• OBJECTIVE A
Return the rows from their first line through the line containing "tags-image (867, 1791, 954, 1853)", unchanged and with both ends included.

• EXCERPTED PASSAGE

+---+

Dialect of High Alemannic German

Bernese German (Standard German: Berndeutsch, Bärndütsch) is the dialect of High Alemannic German spoken in the Swiss Central Plateau (Mittelland) part of the canton of Bern and in some neighbouring regions. A form of Bernese German is spoken by the Swiss Amish affiliation of the Old Order Amish in Adams County, Indiana, United States, as well as and other settlements in the US, primarily in Indiana.

== Varieties ==
There is a lot of regional variation within Bernese German dialects. However, with the increasing importance of the big agglomeration of Bern, the variety of Bern is spreading out, levelling the old village dialects.

Until the second half of the 20th century, there was a considerable range of sociolects in the city of Bern where four different groups could be distinguished:

- The patrician Bernese German of the high society. It has neither l-vocalisation nor nd-velarisation, it does not employ the alveolar trill but the French uvular trill, and it has more French loanwords than the other varieties.
- The variety of the native city population.
- The varieties of the countryside people who moved into the city.
- The variety of the – generally poor – people living in the part of the old town called Matte, known as Mattenenglisch (Matte-English), even though it has little relation with English, but has a number of loans from Jenisch, Rotwelsch and Yiddish. In addition to it, there was also a special kind of Pig Latin which is the proper Mattenenglisch according to some people.

+---+

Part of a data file

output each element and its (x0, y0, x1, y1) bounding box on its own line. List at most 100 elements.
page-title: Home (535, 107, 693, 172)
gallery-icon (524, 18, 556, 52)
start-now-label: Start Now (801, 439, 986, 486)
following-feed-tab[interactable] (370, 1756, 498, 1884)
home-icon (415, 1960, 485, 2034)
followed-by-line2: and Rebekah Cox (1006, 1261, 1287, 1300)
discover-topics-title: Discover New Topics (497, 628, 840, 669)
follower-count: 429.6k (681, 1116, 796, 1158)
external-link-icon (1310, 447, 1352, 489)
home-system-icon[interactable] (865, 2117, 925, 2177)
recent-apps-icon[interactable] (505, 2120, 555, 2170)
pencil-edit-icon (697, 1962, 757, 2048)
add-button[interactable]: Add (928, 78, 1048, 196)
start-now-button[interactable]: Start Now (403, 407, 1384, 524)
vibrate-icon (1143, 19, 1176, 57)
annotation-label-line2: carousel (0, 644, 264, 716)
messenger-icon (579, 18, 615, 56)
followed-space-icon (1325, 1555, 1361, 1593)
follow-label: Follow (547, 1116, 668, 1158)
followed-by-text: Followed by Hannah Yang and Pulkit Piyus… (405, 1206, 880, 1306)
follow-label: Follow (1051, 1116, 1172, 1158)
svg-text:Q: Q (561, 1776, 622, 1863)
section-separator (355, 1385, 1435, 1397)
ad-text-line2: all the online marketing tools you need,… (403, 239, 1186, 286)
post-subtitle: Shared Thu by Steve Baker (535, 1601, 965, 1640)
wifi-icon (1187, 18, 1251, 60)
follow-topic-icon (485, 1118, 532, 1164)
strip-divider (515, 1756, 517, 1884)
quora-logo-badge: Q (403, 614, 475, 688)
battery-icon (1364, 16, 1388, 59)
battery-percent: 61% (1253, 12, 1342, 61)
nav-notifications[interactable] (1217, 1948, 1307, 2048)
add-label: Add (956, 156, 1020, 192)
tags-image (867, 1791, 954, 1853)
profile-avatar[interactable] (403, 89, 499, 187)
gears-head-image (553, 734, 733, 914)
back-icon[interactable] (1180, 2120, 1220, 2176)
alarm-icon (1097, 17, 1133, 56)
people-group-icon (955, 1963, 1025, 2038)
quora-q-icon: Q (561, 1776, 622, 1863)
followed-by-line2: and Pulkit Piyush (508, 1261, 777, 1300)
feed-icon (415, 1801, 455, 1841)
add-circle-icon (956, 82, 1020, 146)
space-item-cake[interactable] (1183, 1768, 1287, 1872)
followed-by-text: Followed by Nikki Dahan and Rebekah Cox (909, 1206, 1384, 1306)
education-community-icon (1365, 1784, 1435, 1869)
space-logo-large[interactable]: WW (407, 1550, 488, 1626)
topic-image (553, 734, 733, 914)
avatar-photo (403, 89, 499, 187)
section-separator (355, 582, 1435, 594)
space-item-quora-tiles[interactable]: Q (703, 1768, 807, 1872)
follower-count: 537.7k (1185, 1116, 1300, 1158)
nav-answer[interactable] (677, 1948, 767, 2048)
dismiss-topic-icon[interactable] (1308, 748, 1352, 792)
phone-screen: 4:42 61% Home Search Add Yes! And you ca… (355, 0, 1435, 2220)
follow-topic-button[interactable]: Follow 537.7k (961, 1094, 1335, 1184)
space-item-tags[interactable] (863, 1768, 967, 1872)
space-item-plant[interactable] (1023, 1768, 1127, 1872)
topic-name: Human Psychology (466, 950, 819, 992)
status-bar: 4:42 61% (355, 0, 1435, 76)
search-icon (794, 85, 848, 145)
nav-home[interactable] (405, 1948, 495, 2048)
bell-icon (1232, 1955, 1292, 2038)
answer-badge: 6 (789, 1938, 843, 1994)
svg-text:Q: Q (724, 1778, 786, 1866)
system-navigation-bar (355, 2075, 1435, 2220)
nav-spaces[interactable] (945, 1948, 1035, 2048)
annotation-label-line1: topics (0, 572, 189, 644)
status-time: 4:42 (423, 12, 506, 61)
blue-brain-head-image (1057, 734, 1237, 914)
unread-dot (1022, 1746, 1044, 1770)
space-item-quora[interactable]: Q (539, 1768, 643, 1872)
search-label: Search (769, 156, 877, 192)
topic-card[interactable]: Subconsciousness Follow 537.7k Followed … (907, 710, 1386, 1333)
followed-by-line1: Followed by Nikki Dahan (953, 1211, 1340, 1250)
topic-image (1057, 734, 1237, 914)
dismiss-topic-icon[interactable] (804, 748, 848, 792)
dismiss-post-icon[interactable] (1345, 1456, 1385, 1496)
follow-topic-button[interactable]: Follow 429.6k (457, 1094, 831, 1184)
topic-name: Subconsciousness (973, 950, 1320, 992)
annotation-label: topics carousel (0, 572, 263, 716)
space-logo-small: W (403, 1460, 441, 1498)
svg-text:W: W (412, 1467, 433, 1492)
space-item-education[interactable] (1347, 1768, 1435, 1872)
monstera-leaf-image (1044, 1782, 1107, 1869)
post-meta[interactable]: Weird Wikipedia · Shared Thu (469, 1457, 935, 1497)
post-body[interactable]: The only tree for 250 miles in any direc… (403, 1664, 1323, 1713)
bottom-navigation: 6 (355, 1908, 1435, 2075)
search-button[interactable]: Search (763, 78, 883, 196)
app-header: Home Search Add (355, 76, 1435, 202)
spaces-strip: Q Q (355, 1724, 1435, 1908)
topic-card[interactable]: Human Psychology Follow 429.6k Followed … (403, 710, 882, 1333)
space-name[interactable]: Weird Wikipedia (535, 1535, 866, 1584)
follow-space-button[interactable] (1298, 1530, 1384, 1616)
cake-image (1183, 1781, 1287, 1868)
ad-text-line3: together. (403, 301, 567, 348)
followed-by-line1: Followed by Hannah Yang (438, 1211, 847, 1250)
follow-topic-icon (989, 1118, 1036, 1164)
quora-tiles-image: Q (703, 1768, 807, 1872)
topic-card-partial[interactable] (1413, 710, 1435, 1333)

+---+

• OBJECTIVE B
Retype the section of the Bernese German passage that opens with the words containing "Bernese German (Standard" and closes with "primarily in Indiana.", keeping every word and mark as it appears.

• EXERCISE OUTPUT A
output each element and its (x0, y0, x1, y1) bounding box on its own line. List at most 100 elements.
page-title: Home (535, 107, 693, 172)
gallery-icon (524, 18, 556, 52)
start-now-label: Start Now (801, 439, 986, 486)
following-feed-tab[interactable] (370, 1756, 498, 1884)
home-icon (415, 1960, 485, 2034)
followed-by-line2: and Rebekah Cox (1006, 1261, 1287, 1300)
discover-topics-title: Discover New Topics (497, 628, 840, 669)
follower-count: 429.6k (681, 1116, 796, 1158)
external-link-icon (1310, 447, 1352, 489)
home-system-icon[interactable] (865, 2117, 925, 2177)
recent-apps-icon[interactable] (505, 2120, 555, 2170)
pencil-edit-icon (697, 1962, 757, 2048)
add-button[interactable]: Add (928, 78, 1048, 196)
start-now-button[interactable]: Start Now (403, 407, 1384, 524)
vibrate-icon (1143, 19, 1176, 57)
annotation-label-line2: carousel (0, 644, 264, 716)
messenger-icon (579, 18, 615, 56)
followed-space-icon (1325, 1555, 1361, 1593)
follow-label: Follow (547, 1116, 668, 1158)
followed-by-text: Followed by Hannah Yang and Pulkit Piyus… (405, 1206, 880, 1306)
follow-label: Follow (1051, 1116, 1172, 1158)
svg-text:Q: Q (561, 1776, 622, 1863)
section-separator (355, 1385, 1435, 1397)
ad-text-line2: all the online marketing tools you need,… (403, 239, 1186, 286)
post-subtitle: Shared Thu by Steve Baker (535, 1601, 965, 1640)
wifi-icon (1187, 18, 1251, 60)
follow-topic-icon (485, 1118, 532, 1164)
strip-divider (515, 1756, 517, 1884)
quora-logo-badge: Q (403, 614, 475, 688)
battery-icon (1364, 16, 1388, 59)
battery-percent: 61% (1253, 12, 1342, 61)
nav-notifications[interactable] (1217, 1948, 1307, 2048)
add-label: Add (956, 156, 1020, 192)
tags-image (867, 1791, 954, 1853)

• EXERCISE OUTPUT B
Bernese German (Standard German: Berndeutsch, Bärndütsch) is the dialect of High Alemannic German spoken in the Swiss Central Plateau (Mittelland) part of the canton of Bern and in some neighbouring regions. A form of Bernese German is spoken by the Swiss Amish affiliation of the Old Order Amish in Adams County, Indiana, United States, as well as and other settlements in the US, primarily in Indiana.